What this task involves: Omit the images. Copy each entry word for word.

(Stored items)
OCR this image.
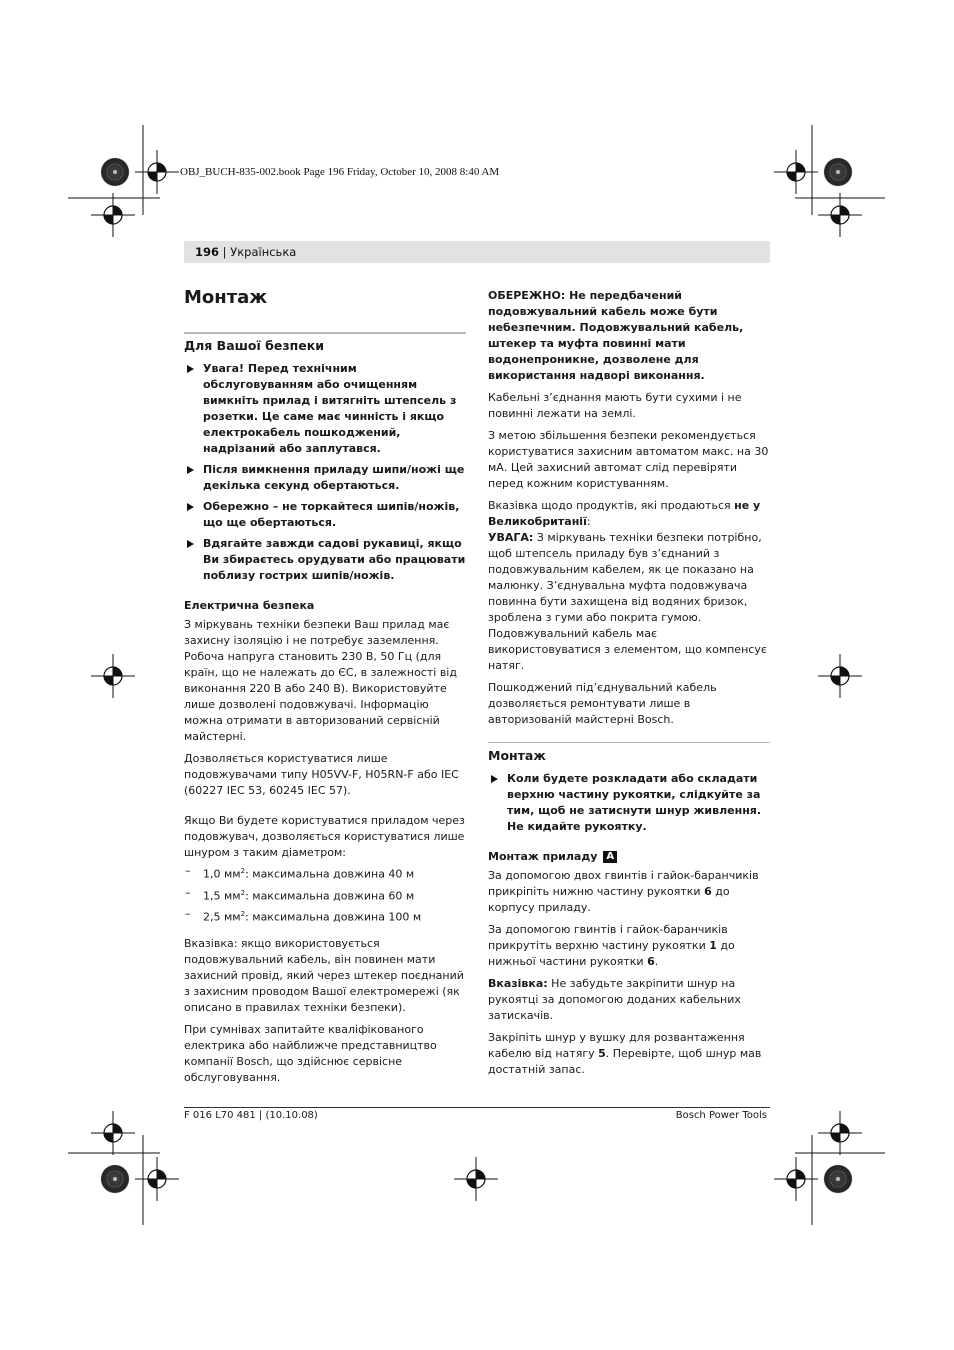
OBJ_BUCH-835-002.book Page 196 Friday, October 10, 2008 8:40 AM
196 | Українська
Монтаж
Для Вашої безпеки
Увага! Перед технічним обслуговуванням або очищенням вимкніть прилад і витягніть штепсель з розетки. Це саме має чинність і якщо електрокабель пошкоджений, надрізаний або заплутався.
Після вимкнення приладу шипи/ножі ще декілька секунд обертаються.
Обережно – не торкайтеся шипів/ножів, що ще обертаються.
Вдягайте завжди садові рукавиці, якщо Ви збираєтесь орудувати або працювати поблизу гострих шипів/ножів.
Електрична безпека

З міркувань техніки безпеки Ваш прилад має захисну ізоляцію і не потребує заземлення. Робоча напруга становить 230 В, 50 Гц (для країн, що не належать до ЄС, в залежності від виконання 220 В або 240 В). Використовуйте лише дозволені подовжувачі. Інформацію можна отримати в авторизований сервісній майстерні.

Дозволяється користуватися лише подовжувачами типу H05VV-F, H05RN-F або IEC (60227 IEC 53, 60245 IEC 57).

Якщо Ви будете користуватися приладом через подовжувач, дозволяється користуватися лише шнуром з таким діаметром:

– 1,0 $мм^2$: максимальна довжина 40 м
– 1,5 $мм^2$: максимальна довжина 60 м
– 2,5 $мм^2$: максимальна довжина 100 м

Вказівка: якщо використовується подовжувальний кабель, він повинен мати захисний провід, який через штекер поєднаний з захисним проводом Вашої електромережі (як описано в правилах техніки безпеки).

При сумнівах запитайте кваліфікованого електрика або найближче представництво компанії Bosch, що здійснює сервісне обслуговування.

ОБЕРЕЖНО: Не передбачений подовжувальний кабель може бути небезпечним. Подовжувальний кабель, штекер та муфта повинні мати водонепроникне, дозволене для використання надворі виконання.

Кабельні з’єднання мають бути сухими і не повинні лежати на землі.

З метою збільшення безпеки рекомендується користуватися захисним автоматом макс. на 30 мА. Цей захисний автомат слід перевіряти перед кожним користуванням.

Вказівка щодо продуктів, які продаються не у Великобританії:

УВАГА: З міркувань техніки безпеки потрібно, щоб штепсель приладу був з’єднаний з подовжувальним кабелем, як це показано на малюнку. З’єднувальна муфта подовжувача повинна бути захищена від водяних бризок, зроблена з гуми або покрита гумою. Подовжувальний кабель має використовуватися з елементом, що компенсує натяг.

Пошкоджений під’єднувальний кабель дозволяється ремонтувати лише в авторизованій майстерні Bosch.

Монтаж
Коли будете розкладати або складати верхню частину рукоятки, слідкуйте за тим, щоб не затиснути шнур живлення. Не кидайте рукоятку.
Монтаж приладу A

За допомогою двох гвинтів і гайок-баранчиків прикріпіть нижню частину рукоятки 6 до корпусу приладу.

За допомогою гвинтів і гайок-баранчиків прикрутіть верхню частину рукоятки 1 до нижньої частини рукоятки 6.

Вказівка: Не забудьте закріпити шнур на рукоятці за допомогою доданих кабельних затискачів.

Закріпіть шнур у вушку для розвантаження кабелю від натягу 5. Перевірте, щоб шнур мав достатній запас.

F 016 L70 481 | (10.10.08)	Bosch Power Tools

Solution for this task:
OCR this image.
OBJ_BUCH-835-002.book Page 196 Friday, October 10, 2008 8:40 AM
196 | Українська
Монтаж
Для Вашої безпеки
Увага! Перед технічним обслуговуванням або очищенням вимкніть прилад і витягніть штепсель з розетки. Це саме має чинність і якщо електрокабель пошкоджений, надрізаний або заплутався.
Після вимкнення приладу шипи/ножі ще декілька секунд обертаються.
Обережно – не торкайтеся шипів/ножів, що ще обертаються.
Вдягайте завжди садові рукавиці, якщо Ви збираєтесь орудувати або працювати поблизу гострих шипів/ножів.
Електрична безпека

З міркувань техніки безпеки Ваш прилад має захисну ізоляцію і не потребує заземлення. Робоча напруга становить 230 В, 50 Гц (для країн, що не належать до ЄС, в залежності від виконання 220 В або 240 В). Використовуйте лише дозволені подовжувачі. Інформацію можна отримати в авторизований сервісній майстерні.

Дозволяється користуватися лише подовжувачами типу H05VV-F, H05RN-F або IEC (60227 IEC 53, 60245 IEC 57).

Якщо Ви будете користуватися приладом через подовжувач, дозволяється користуватися лише шнуром з таким діаметром:

– 1,0 $мм^2$: максимальна довжина 40 м
– 1,5 $мм^2$: максимальна довжина 60 м
– 2,5 $мм^2$: максимальна довжина 100 м

Вказівка: якщо використовується подовжувальний кабель, він повинен мати захисний провід, який через штекер поєднаний з захисним проводом Вашої електромережі (як описано в правилах техніки безпеки).

При сумнівах запитайте кваліфікованого електрика або найближче представництво компанії Bosch, що здійснює сервісне обслуговування.

ОБЕРЕЖНО: Не передбачений подовжувальний кабель може бути небезпечним. Подовжувальний кабель, штекер та муфта повинні мати водонепроникне, дозволене для використання надворі виконання.

Кабельні з’єднання мають бути сухими і не повинні лежати на землі.

З метою збільшення безпеки рекомендується користуватися захисним автоматом макс. на 30 мА. Цей захисний автомат слід перевіряти перед кожним користуванням.

Вказівка щодо продуктів, які продаються не у Великобританії:

УВАГА: З міркувань техніки безпеки потрібно, щоб штепсель приладу був з’єднаний з подовжувальним кабелем, як це показано на малюнку. З’єднувальна муфта подовжувача повинна бути захищена від водяних бризок, зроблена з гуми або покрита гумою. Подовжувальний кабель має використовуватися з елементом, що компенсує натяг.

Пошкоджений під’єднувальний кабель дозволяється ремонтувати лише в авторизованій майстерні Bosch.

Монтаж
Коли будете розкладати або складати верхню частину рукоятки, слідкуйте за тим, щоб не затиснути шнур живлення. Не кидайте рукоятку.
Монтаж приладу A

За допомогою двох гвинтів і гайок-баранчиків прикріпіть нижню частину рукоятки 6 до корпусу приладу.

За допомогою гвинтів і гайок-баранчиків прикрутіть верхню частину рукоятки 1 до нижньої частини рукоятки 6.

Вказівка: Не забудьте закріпити шнур на рукоятці за допомогою доданих кабельних затискачів.

Закріпіть шнур у вушку для розвантаження кабелю від натягу 5. Перевірте, щоб шнур мав достатній запас.

F 016 L70 481 | (10.10.08)	Bosch Power Tools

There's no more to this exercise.